→ Aim
Write out the data below in full. Keep it exact.

____________

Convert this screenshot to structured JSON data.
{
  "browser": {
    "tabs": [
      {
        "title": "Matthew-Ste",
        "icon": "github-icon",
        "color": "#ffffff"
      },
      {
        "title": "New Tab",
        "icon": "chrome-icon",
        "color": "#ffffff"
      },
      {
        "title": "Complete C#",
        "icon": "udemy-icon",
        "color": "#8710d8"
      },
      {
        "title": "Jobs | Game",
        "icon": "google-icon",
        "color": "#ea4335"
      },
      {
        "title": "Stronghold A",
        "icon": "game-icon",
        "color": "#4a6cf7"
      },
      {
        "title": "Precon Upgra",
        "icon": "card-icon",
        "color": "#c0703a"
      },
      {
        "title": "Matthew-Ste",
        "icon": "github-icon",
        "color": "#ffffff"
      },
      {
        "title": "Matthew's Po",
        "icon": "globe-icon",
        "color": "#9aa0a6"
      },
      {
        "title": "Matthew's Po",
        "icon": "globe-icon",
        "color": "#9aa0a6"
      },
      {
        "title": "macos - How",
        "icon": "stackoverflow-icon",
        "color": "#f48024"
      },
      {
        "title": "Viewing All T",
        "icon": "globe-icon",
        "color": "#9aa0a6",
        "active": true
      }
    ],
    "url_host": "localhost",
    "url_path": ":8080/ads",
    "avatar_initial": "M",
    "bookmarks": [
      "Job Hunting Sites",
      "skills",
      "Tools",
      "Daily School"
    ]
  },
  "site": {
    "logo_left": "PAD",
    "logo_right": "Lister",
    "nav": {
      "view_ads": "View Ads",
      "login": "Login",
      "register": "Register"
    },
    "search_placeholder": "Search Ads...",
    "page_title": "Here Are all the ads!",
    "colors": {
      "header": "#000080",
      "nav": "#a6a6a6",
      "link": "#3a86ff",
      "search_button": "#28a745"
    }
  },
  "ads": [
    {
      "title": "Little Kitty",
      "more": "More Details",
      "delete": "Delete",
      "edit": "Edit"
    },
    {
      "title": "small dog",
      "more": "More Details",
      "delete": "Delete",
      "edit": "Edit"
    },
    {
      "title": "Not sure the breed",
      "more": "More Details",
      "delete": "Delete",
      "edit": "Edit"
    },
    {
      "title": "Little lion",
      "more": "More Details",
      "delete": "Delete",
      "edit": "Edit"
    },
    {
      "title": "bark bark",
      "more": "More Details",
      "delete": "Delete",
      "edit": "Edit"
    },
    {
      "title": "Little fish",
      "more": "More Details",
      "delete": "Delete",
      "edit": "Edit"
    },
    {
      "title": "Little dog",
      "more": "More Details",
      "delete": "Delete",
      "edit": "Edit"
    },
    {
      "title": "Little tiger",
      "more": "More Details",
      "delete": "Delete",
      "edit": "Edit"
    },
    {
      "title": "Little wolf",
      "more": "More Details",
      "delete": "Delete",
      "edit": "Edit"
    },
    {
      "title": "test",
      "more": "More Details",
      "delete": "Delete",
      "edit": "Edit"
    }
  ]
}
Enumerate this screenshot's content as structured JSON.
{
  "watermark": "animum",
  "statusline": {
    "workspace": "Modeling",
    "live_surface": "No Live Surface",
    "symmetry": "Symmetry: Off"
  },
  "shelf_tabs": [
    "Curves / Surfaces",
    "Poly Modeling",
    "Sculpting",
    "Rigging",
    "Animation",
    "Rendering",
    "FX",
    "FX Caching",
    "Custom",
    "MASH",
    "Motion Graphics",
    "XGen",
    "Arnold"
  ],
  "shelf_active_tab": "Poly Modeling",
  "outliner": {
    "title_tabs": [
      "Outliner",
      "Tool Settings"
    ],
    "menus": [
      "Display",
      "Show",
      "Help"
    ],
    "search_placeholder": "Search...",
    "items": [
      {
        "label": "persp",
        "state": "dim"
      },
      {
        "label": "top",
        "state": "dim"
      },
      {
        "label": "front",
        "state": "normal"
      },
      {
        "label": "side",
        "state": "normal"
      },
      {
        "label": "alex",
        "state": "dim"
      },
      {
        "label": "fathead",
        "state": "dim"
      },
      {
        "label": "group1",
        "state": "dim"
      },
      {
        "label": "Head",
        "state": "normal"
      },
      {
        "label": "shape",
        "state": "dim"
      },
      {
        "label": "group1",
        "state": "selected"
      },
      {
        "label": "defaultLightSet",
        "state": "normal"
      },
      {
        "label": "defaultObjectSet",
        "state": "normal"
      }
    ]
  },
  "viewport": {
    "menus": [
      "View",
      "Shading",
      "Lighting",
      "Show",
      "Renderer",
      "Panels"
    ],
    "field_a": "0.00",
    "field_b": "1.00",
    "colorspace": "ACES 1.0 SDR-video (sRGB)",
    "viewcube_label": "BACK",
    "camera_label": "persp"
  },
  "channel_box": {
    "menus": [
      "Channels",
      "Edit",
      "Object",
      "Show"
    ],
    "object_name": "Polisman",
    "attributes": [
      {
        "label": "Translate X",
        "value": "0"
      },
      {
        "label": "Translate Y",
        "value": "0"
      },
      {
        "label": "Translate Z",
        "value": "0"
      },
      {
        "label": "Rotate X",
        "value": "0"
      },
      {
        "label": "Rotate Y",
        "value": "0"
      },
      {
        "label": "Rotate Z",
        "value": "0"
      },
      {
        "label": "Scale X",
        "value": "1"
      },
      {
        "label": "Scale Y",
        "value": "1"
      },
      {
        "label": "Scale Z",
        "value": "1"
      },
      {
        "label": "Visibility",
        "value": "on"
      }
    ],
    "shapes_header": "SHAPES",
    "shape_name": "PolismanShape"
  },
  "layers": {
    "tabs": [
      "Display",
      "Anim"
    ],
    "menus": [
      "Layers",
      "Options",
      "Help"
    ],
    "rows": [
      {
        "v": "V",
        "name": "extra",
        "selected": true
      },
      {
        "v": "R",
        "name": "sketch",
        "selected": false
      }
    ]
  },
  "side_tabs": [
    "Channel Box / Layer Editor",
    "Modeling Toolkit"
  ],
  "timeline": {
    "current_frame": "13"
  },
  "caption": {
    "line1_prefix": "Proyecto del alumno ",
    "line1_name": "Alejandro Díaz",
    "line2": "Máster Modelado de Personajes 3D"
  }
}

____________

→ Solved exercise
Convert this screenshot to structured JSON data.
{
  "browser": {
    "tabs": [
      {
        "title": "Matthew-Ste",
        "icon": "github-icon",
        "color": "#ffffff"
      },
      {
        "title": "New Tab",
        "icon": "chrome-icon",
        "color": "#ffffff"
      },
      {
        "title": "Complete C#",
        "icon": "udemy-icon",
        "color": "#8710d8"
      },
      {
        "title": "Jobs | Game",
        "icon": "google-icon",
        "color": "#ea4335"
      },
      {
        "title": "Stronghold A",
        "icon": "game-icon",
        "color": "#4a6cf7"
      },
      {
        "title": "Precon Upgra",
        "icon": "card-icon",
        "color": "#c0703a"
      },
      {
        "title": "Matthew-Ste",
        "icon": "github-icon",
        "color": "#ffffff"
      },
      {
        "title": "Matthew's Po",
        "icon": "globe-icon",
        "color": "#9aa0a6"
      },
      {
        "title": "Matthew's Po",
        "icon": "globe-icon",
        "color": "#9aa0a6"
      },
      {
        "title": "macos - How",
        "icon": "stackoverflow-icon",
        "color": "#f48024"
      },
      {
        "title": "Viewing All T",
        "icon": "globe-icon",
        "color": "#9aa0a6",
        "active": true
      }
    ],
    "url_host": "localhost",
    "url_path": ":8080/ads",
    "avatar_initial": "M",
    "bookmarks": [
      "Job Hunting Sites",
      "skills",
      "Tools",
      "Daily School"
    ]
  },
  "site": {
    "logo_left": "PAD",
    "logo_right": "Lister",
    "nav": {
      "view_ads": "View Ads",
      "login": "Login",
      "register": "Register"
    },
    "search_placeholder": "Search Ads...",
    "page_title": "Here Are all the ads!",
    "colors": {
      "header": "#000080",
      "nav": "#a6a6a6",
      "link": "#3a86ff",
      "search_button": "#28a745"
    }
  },
  "ads": [
    {
      "title": "Little Kitty",
      "more": "More Details",
      "delete": "Delete",
      "edit": "Edit"
    },
    {
      "title": "small dog",
      "more": "More Details",
      "delete": "Delete",
      "edit": "Edit"
    },
    {
      "title": "Not sure the breed",
      "more": "More Details",
      "delete": "Delete",
      "edit": "Edit"
    },
    {
      "title": "Little lion",
      "more": "More Details",
      "delete": "Delete",
      "edit": "Edit"
    },
    {
      "title": "bark bark",
      "more": "More Details",
      "delete": "Delete",
      "edit": "Edit"
    },
    {
      "title": "Little fish",
      "more": "More Details",
      "delete": "Delete",
      "edit": "Edit"
    },
    {
      "title": "Little dog",
      "more": "More Details",
      "delete": "Delete",
      "edit": "Edit"
    },
    {
      "title": "Little tiger",
      "more": "More Details",
      "delete": "Delete",
      "edit": "Edit"
    },
    {
      "title": "Little wolf",
      "more": "More Details",
      "delete": "Delete",
      "edit": "Edit"
    },
    {
      "title": "test",
      "more": "More Details",
      "delete": "Delete",
      "edit": "Edit"
    }
  ]
}
Enumerate this screenshot's content as structured JSON.
{
  "watermark": "animum",
  "statusline": {
    "workspace": "Modeling",
    "live_surface": "No Live Surface",
    "symmetry": "Symmetry: Off"
  },
  "shelf_tabs": [
    "Curves / Surfaces",
    "Poly Modeling",
    "Sculpting",
    "Rigging",
    "Animation",
    "Rendering",
    "FX",
    "FX Caching",
    "Custom",
    "MASH",
    "Motion Graphics",
    "XGen",
    "Arnold"
  ],
  "shelf_active_tab": "Poly Modeling",
  "outliner": {
    "title_tabs": [
      "Outliner",
      "Tool Settings"
    ],
    "menus": [
      "Display",
      "Show",
      "Help"
    ],
    "search_placeholder": "Search...",
    "items": [
      {
        "label": "persp",
        "state": "dim"
      },
      {
        "label": "top",
        "state": "dim"
      },
      {
        "label": "front",
        "state": "normal"
      },
      {
        "label": "side",
        "state": "normal"
      },
      {
        "label": "alex",
        "state": "dim"
      },
      {
        "label": "fathead",
        "state": "dim"
      },
      {
        "label": "group1",
        "state": "dim"
      },
      {
        "label": "Head",
        "state": "normal"
      },
      {
        "label": "shape",
        "state": "dim"
      },
      {
        "label": "group1",
        "state": "selected"
      },
      {
        "label": "defaultLightSet",
        "state": "normal"
      },
      {
        "label": "defaultObjectSet",
        "state": "normal"
      }
    ]
  },
  "viewport": {
    "menus": [
      "View",
      "Shading",
      "Lighting",
      "Show",
      "Renderer",
      "Panels"
    ],
    "field_a": "0.00",
    "field_b": "1.00",
    "colorspace": "ACES 1.0 SDR-video (sRGB)",
    "viewcube_label": "BACK",
    "camera_label": "persp"
  },
  "channel_box": {
    "menus": [
      "Channels",
      "Edit",
      "Object",
      "Show"
    ],
    "object_name": "Polisman",
    "attributes": [
      {
        "label": "Translate X",
        "value": "0"
      },
      {
        "label": "Translate Y",
        "value": "0"
      },
      {
        "label": "Translate Z",
        "value": "0"
      },
      {
        "label": "Rotate X",
        "value": "0"
      },
      {
        "label": "Rotate Y",
        "value": "0"
      },
      {
        "label": "Rotate Z",
        "value": "0"
      },
      {
        "label": "Scale X",
        "value": "1"
      },
      {
        "label": "Scale Y",
        "value": "1"
      },
      {
        "label": "Scale Z",
        "value": "1"
      },
      {
        "label": "Visibility",
        "value": "on"
      }
    ],
    "shapes_header": "SHAPES",
    "shape_name": "PolismanShape"
  },
  "layers": {
    "tabs": [
      "Display",
      "Anim"
    ],
    "menus": [
      "Layers",
      "Options",
      "Help"
    ],
    "rows": [
      {
        "v": "V",
        "name": "extra",
        "selected": true
      },
      {
        "v": "R",
        "name": "sketch",
        "selected": false
      }
    ]
  },
  "side_tabs": [
    "Channel Box / Layer Editor",
    "Modeling Toolkit"
  ],
  "timeline": {
    "current_frame": "13"
  },
  "caption": {
    "line1_prefix": "Proyecto del alumno ",
    "line1_name": "Alejandro Díaz",
    "line2": "Máster Modelado de Personajes 3D"
  }
}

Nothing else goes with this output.